### Information given
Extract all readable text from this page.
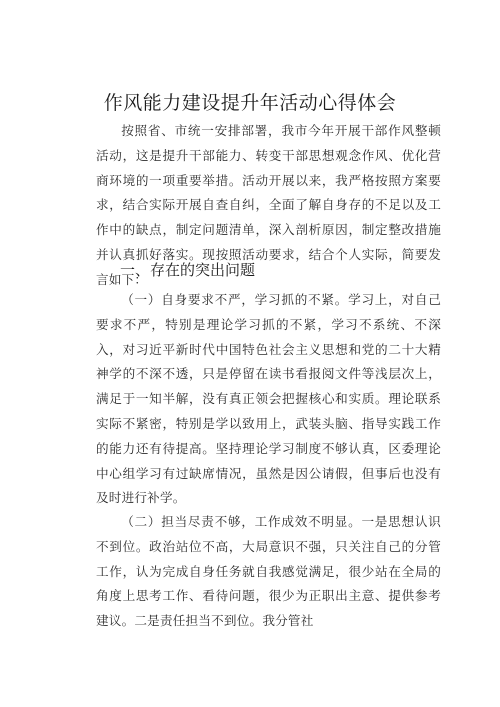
作风能力建设提升年活动心得体会

按照省、市统一安排部署，我市今年开展干部作风整顿活动，这是提升干部能力、转变干部思想观念作风、优化营商环境的一项重要举措。活动开展以来，我严格按照方案要求，结合实际开展自查自纠，全面了解自身存的不足以及工作中的缺点，制定问题清单，深入剖析原因，制定整改措施并认真抓好落实。现按照活动要求，结合个人实际，简要发言如下：

一、存在的突出问题

（一）自身要求不严，学习抓的不紧。学习上，对自己要求不严，特别是理论学习抓的不紧，学习不系统、不深入，对习近平新时代中国特色社会主义思想和党的二十大精神学的不深不透，只是停留在读书看报阅文件等浅层次上，满足于一知半解，没有真正领会把握核心和实质。理论联系实际不紧密，特别是学以致用上，武装头脑、指导实践工作的能力还有待提高。坚持理论学习制度不够认真，区委理论中心组学习有过缺席情况，虽然是因公请假，但事后也没有及时进行补学。

（二）担当尽责不够，工作成效不明显。一是思想认识不到位。政治站位不高，大局意识不强，只关注自己的分管工作，认为完成自身任务就自我感觉满足，很少站在全局的角度上思考工作、看待问题，很少为正职出主意、提供参考建议。二是责任担当不到位。我分管社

### Your goal
Write out each line again precisely as it appears, skipping every picture.

### Written reply
Extract all readable text from this page.
作风能力建设提升年活动心得体会

按照省、市统一安排部署，我市今年开展干部作风整顿活动，这是提升干部能力、转变干部思想观念作风、优化营商环境的一项重要举措。活动开展以来，我严格按照方案要求，结合实际开展自查自纠，全面了解自身存的不足以及工作中的缺点，制定问题清单，深入剖析原因，制定整改措施并认真抓好落实。现按照活动要求，结合个人实际，简要发言如下：

一、存在的突出问题

（一）自身要求不严，学习抓的不紧。学习上，对自己要求不严，特别是理论学习抓的不紧，学习不系统、不深入，对习近平新时代中国特色社会主义思想和党的二十大精神学的不深不透，只是停留在读书看报阅文件等浅层次上，满足于一知半解，没有真正领会把握核心和实质。理论联系实际不紧密，特别是学以致用上，武装头脑、指导实践工作的能力还有待提高。坚持理论学习制度不够认真，区委理论中心组学习有过缺席情况，虽然是因公请假，但事后也没有及时进行补学。

（二）担当尽责不够，工作成效不明显。一是思想认识不到位。政治站位不高，大局意识不强，只关注自己的分管工作，认为完成自身任务就自我感觉满足，很少站在全局的角度上思考工作、看待问题，很少为正职出主意、提供参考建议。二是责任担当不到位。我分管社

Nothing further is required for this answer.